Data for the task>
··········
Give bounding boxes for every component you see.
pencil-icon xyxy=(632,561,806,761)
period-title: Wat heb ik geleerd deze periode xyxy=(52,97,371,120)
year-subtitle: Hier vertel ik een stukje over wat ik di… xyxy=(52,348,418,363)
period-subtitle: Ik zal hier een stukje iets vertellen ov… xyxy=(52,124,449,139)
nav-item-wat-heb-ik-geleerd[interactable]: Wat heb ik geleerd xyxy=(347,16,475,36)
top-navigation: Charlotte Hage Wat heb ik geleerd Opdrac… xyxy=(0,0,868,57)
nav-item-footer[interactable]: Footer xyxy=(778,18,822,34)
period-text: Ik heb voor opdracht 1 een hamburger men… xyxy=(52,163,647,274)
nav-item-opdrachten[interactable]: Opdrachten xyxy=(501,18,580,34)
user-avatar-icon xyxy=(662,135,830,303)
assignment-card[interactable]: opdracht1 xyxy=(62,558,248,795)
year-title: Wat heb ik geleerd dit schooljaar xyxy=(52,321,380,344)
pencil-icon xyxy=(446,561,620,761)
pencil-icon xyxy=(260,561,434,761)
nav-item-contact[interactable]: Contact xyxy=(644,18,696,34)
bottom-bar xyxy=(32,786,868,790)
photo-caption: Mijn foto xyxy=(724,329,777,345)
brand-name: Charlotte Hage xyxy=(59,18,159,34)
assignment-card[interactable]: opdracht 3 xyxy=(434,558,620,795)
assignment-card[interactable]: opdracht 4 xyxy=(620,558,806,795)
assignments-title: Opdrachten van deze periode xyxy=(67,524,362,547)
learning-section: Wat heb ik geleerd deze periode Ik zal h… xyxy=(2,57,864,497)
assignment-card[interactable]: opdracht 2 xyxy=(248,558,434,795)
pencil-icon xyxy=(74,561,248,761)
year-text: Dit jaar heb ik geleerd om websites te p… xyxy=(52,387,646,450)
··········
Rename "pencil-icon" to "edit-icon" throughout the material above and reproduce its lines with nothing else altered.

Result of this task>
Give bounding boxes for every component you see.
edit-icon xyxy=(632,561,806,761)
period-title: Wat heb ik geleerd deze periode xyxy=(52,97,371,120)
year-subtitle: Hier vertel ik een stukje over wat ik di… xyxy=(52,348,418,363)
period-subtitle: Ik zal hier een stukje iets vertellen ov… xyxy=(52,124,449,139)
nav-item-wat-heb-ik-geleerd[interactable]: Wat heb ik geleerd xyxy=(347,16,475,36)
top-navigation: Charlotte Hage Wat heb ik geleerd Opdrac… xyxy=(0,0,868,57)
nav-item-footer[interactable]: Footer xyxy=(778,18,822,34)
period-text: Ik heb voor opdracht 1 een hamburger men… xyxy=(52,163,647,274)
nav-item-opdrachten[interactable]: Opdrachten xyxy=(501,18,580,34)
user-avatar-icon xyxy=(662,135,830,303)
assignment-card[interactable]: opdracht1 xyxy=(62,558,248,795)
year-title: Wat heb ik geleerd dit schooljaar xyxy=(52,321,380,344)
edit-icon xyxy=(446,561,620,761)
edit-icon xyxy=(260,561,434,761)
nav-item-contact[interactable]: Contact xyxy=(644,18,696,34)
bottom-bar xyxy=(32,786,868,790)
photo-caption: Mijn foto xyxy=(724,329,777,345)
brand-name: Charlotte Hage xyxy=(59,18,159,34)
assignment-card[interactable]: opdracht 3 xyxy=(434,558,620,795)
assignment-card[interactable]: opdracht 4 xyxy=(620,558,806,795)
assignments-title: Opdrachten van deze periode xyxy=(67,524,362,547)
learning-section: Wat heb ik geleerd deze periode Ik zal h… xyxy=(2,57,864,497)
assignment-card[interactable]: opdracht 2 xyxy=(248,558,434,795)
edit-icon xyxy=(74,561,248,761)
year-text: Dit jaar heb ik geleerd om websites te p… xyxy=(52,387,646,450)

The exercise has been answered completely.